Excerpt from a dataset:
---------------

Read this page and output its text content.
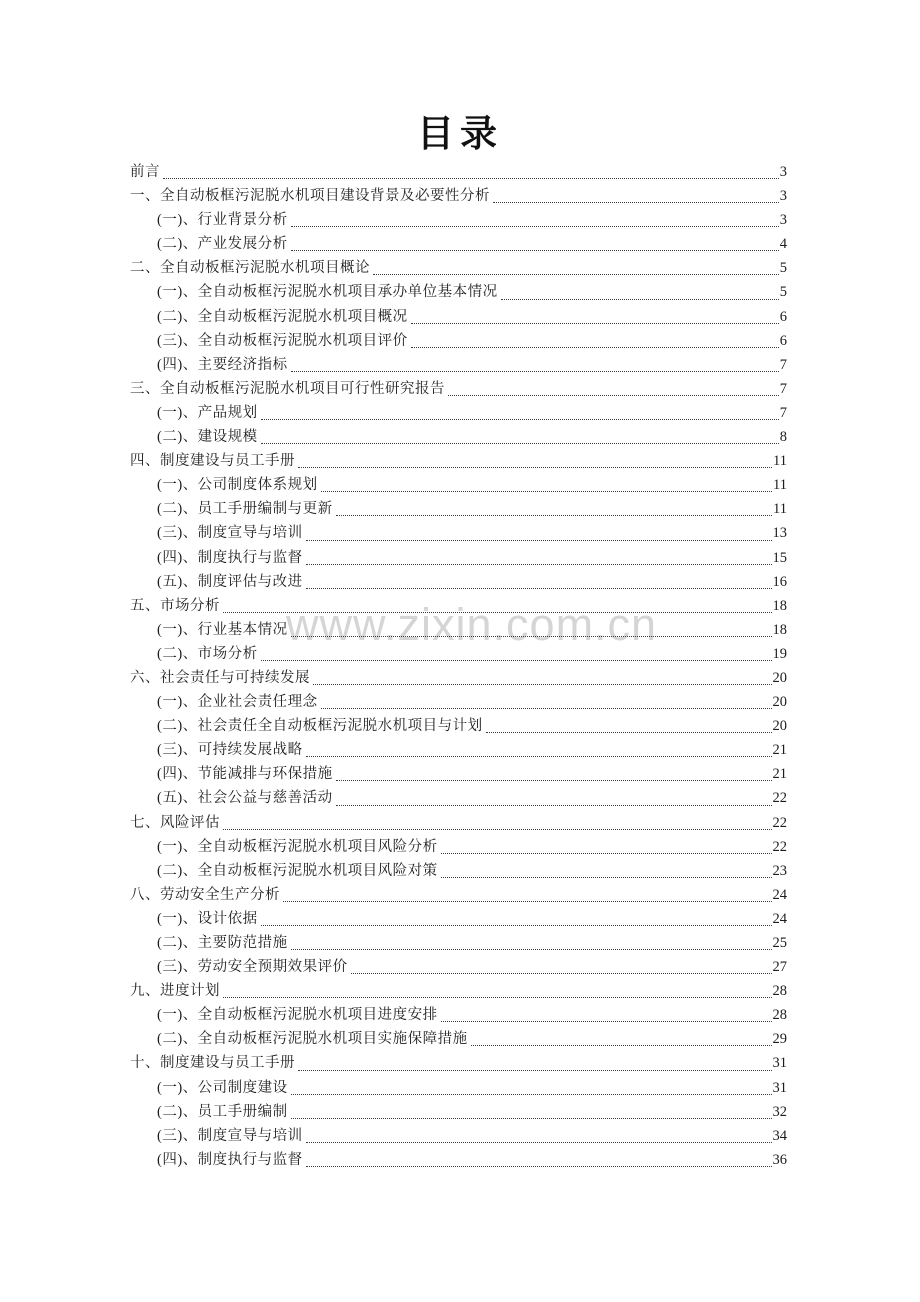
www.zixin.com.cn
目录
前言	3
一、全自动板框污泥脱水机项目建设背景及必要性分析	3
(一)、行业背景分析	3
(二)、产业发展分析	4
二、全自动板框污泥脱水机项目概论	5
(一)、全自动板框污泥脱水机项目承办单位基本情况	5
(二)、全自动板框污泥脱水机项目概况	6
(三)、全自动板框污泥脱水机项目评价	6
(四)、主要经济指标	7
三、全自动板框污泥脱水机项目可行性研究报告	7
(一)、产品规划	7
(二)、建设规模	8
四、制度建设与员工手册	11
(一)、公司制度体系规划	11
(二)、员工手册编制与更新	11
(三)、制度宣导与培训	13
(四)、制度执行与监督	15
(五)、制度评估与改进	16
五、市场分析	18
(一)、行业基本情况	18
(二)、市场分析	19
六、社会责任与可持续发展	20
(一)、企业社会责任理念	20
(二)、社会责任全自动板框污泥脱水机项目与计划	20
(三)、可持续发展战略	21
(四)、节能减排与环保措施	21
(五)、社会公益与慈善活动	22
七、风险评估	22
(一)、全自动板框污泥脱水机项目风险分析	22
(二)、全自动板框污泥脱水机项目风险对策	23
八、劳动安全生产分析	24
(一)、设计依据	24
(二)、主要防范措施	25
(三)、劳动安全预期效果评价	27
九、进度计划	28
(一)、全自动板框污泥脱水机项目进度安排	28
(二)、全自动板框污泥脱水机项目实施保障措施	29
十、制度建设与员工手册	31
(一)、公司制度建设	31
(二)、员工手册编制	32
(三)、制度宣导与培训	34
(四)、制度执行与监督	36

---------------

Exercise task ->
Set down every entry word for word, but omit the pictures.

Task answer ->
Read this page and output its text content.
www.zixin.com.cn
目录
前言	3
一、全自动板框污泥脱水机项目建设背景及必要性分析	3
(一)、行业背景分析	3
(二)、产业发展分析	4
二、全自动板框污泥脱水机项目概论	5
(一)、全自动板框污泥脱水机项目承办单位基本情况	5
(二)、全自动板框污泥脱水机项目概况	6
(三)、全自动板框污泥脱水机项目评价	6
(四)、主要经济指标	7
三、全自动板框污泥脱水机项目可行性研究报告	7
(一)、产品规划	7
(二)、建设规模	8
四、制度建设与员工手册	11
(一)、公司制度体系规划	11
(二)、员工手册编制与更新	11
(三)、制度宣导与培训	13
(四)、制度执行与监督	15
(五)、制度评估与改进	16
五、市场分析	18
(一)、行业基本情况	18
(二)、市场分析	19
六、社会责任与可持续发展	20
(一)、企业社会责任理念	20
(二)、社会责任全自动板框污泥脱水机项目与计划	20
(三)、可持续发展战略	21
(四)、节能减排与环保措施	21
(五)、社会公益与慈善活动	22
七、风险评估	22
(一)、全自动板框污泥脱水机项目风险分析	22
(二)、全自动板框污泥脱水机项目风险对策	23
八、劳动安全生产分析	24
(一)、设计依据	24
(二)、主要防范措施	25
(三)、劳动安全预期效果评价	27
九、进度计划	28
(一)、全自动板框污泥脱水机项目进度安排	28
(二)、全自动板框污泥脱水机项目实施保障措施	29
十、制度建设与员工手册	31
(一)、公司制度建设	31
(二)、员工手册编制	32
(三)、制度宣导与培训	34
(四)、制度执行与监督	36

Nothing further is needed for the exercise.